== PAGE EXTRACT ==
|---|

Matt and his side hobby/company just put out another game for android phones this week in preparation for the verizon launch on Friday, and they're working on yet another.

I did made lefse. From scratch. And it's awesome. I tried making it a couple of years ago, and it was pretty good, but it ended up being a little crispy when all was said and done. Not this time. We always have lefse at holidays and family gatherings, even though most of us aren't that Norwegian. We're from Minnesota, and we're proud of the Norwegian we have, I suppose. Anyway, here's the recipe:

Ingredients:
6 cups mashed potatoes
6 Tbsp butter

1 Tbsp salt
1 Tbsp sugar
1/2 cup milk
3 cups flour plus a lot more for rolling.

Directions:
1. For the potatoes, chop them up and stick them in boiling water for 20 minutes until they're really mushy. I don't have a ricer, but if you do use it. I just mashed mine with a fork. Stir in the butter and let it cool in the fridge until its a little colder than room temp.

|---|

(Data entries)
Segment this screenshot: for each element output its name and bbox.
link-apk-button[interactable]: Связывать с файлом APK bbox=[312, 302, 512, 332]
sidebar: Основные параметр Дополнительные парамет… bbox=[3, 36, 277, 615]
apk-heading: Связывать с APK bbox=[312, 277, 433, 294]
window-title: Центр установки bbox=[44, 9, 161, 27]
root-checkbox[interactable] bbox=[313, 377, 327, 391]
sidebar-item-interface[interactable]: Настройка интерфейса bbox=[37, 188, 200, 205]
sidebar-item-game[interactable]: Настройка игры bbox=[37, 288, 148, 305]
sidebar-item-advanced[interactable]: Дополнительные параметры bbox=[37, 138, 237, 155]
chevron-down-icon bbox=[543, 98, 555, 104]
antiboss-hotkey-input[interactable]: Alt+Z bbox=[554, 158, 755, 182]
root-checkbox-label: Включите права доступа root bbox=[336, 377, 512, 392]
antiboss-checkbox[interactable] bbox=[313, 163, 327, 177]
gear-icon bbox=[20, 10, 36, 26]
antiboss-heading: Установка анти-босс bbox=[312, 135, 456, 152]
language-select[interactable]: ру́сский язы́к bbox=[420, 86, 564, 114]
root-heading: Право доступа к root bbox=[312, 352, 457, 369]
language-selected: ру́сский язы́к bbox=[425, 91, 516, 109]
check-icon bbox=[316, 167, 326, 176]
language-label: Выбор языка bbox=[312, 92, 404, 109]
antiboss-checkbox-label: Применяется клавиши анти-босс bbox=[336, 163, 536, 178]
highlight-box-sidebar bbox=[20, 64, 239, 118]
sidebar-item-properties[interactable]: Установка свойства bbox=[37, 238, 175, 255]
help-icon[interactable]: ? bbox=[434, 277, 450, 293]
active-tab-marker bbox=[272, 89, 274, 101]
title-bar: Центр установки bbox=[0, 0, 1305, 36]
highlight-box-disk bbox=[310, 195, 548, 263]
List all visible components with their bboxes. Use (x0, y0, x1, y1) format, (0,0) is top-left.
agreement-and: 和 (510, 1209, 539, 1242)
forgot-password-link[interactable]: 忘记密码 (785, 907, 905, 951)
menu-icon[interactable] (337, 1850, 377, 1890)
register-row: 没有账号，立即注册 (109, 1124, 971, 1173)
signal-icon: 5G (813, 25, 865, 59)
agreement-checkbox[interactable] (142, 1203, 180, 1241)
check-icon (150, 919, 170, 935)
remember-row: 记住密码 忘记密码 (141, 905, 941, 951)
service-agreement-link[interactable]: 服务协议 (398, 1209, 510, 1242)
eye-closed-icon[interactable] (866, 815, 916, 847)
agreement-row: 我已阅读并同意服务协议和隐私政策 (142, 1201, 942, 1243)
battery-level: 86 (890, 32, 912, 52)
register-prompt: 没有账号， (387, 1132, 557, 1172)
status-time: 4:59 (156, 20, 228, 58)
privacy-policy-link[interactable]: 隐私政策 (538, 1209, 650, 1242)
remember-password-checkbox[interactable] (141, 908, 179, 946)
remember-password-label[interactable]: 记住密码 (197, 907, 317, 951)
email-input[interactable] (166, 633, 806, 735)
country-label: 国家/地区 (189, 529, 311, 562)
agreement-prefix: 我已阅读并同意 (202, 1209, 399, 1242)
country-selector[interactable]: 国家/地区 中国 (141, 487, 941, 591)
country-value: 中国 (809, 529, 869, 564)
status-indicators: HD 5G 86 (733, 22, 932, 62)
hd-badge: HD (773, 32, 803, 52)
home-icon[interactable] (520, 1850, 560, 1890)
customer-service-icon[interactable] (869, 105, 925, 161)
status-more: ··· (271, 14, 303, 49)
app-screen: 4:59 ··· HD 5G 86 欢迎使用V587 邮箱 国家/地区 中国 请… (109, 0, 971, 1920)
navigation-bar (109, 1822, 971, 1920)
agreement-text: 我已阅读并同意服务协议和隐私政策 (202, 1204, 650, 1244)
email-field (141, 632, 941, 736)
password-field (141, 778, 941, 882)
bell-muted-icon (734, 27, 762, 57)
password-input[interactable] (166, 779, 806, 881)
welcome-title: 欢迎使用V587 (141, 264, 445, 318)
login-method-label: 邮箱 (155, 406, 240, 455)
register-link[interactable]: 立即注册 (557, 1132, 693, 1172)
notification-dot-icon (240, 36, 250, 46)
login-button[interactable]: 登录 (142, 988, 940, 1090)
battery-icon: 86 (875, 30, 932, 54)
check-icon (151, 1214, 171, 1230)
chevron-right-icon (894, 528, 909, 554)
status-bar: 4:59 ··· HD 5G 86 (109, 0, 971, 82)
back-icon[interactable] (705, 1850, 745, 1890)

|---|

== WHAT IS ASKED ==
1. Retype the data entries from the first line through the line containing "window-title: Центр установки", including both of those lines.
2. Extend the lefse post, starting right after its last sentence.
The lefse post and the data entries have no connection to each other.

== RESPONSES FOR EACH TASK ==
1.
Segment this screenshot: for each element output its name and bbox.
link-apk-button[interactable]: Связывать с файлом APK bbox=[312, 302, 512, 332]
sidebar: Основные параметр Дополнительные парамет… bbox=[3, 36, 277, 615]
apk-heading: Связывать с APK bbox=[312, 277, 433, 294]
window-title: Центр установки bbox=[44, 9, 161, 27]

2.
2. Mix in the rest of the ingredients and stir/knead a few times. It will feel pretty wet, but should still be malleable. If it's a sloppy mess, go ahead and add more flour.

3. Form into 1/4 cup rounds and start rolling. If you're a Norse grandma, you have a lefse roller and griddle, but I'm not and don't. I just used an ordinary rolling pin. To start, sprinkle a 1/2 cup of flour on the rolling surface and roll, flipping every now and roll as thin as you can. Just make sure you can still pick it up. You'll use a lot of flour for this.

4. Transfer the lefse to a heated 12-inch cast iron skillet (you could probably use any old pan that conducts heat well) over medium heat. No oil needed. Cook until it bubbles (about a minute) and flip. It should have nice brown spots on the cooked side. Cook again until you deem it done. They might be a little crispy when they come off, but if you stack them up on top of each other, they'll soften up.

I froze 3/4 of my batch by folding in half and putting in plastic bags.

Have a lovely November.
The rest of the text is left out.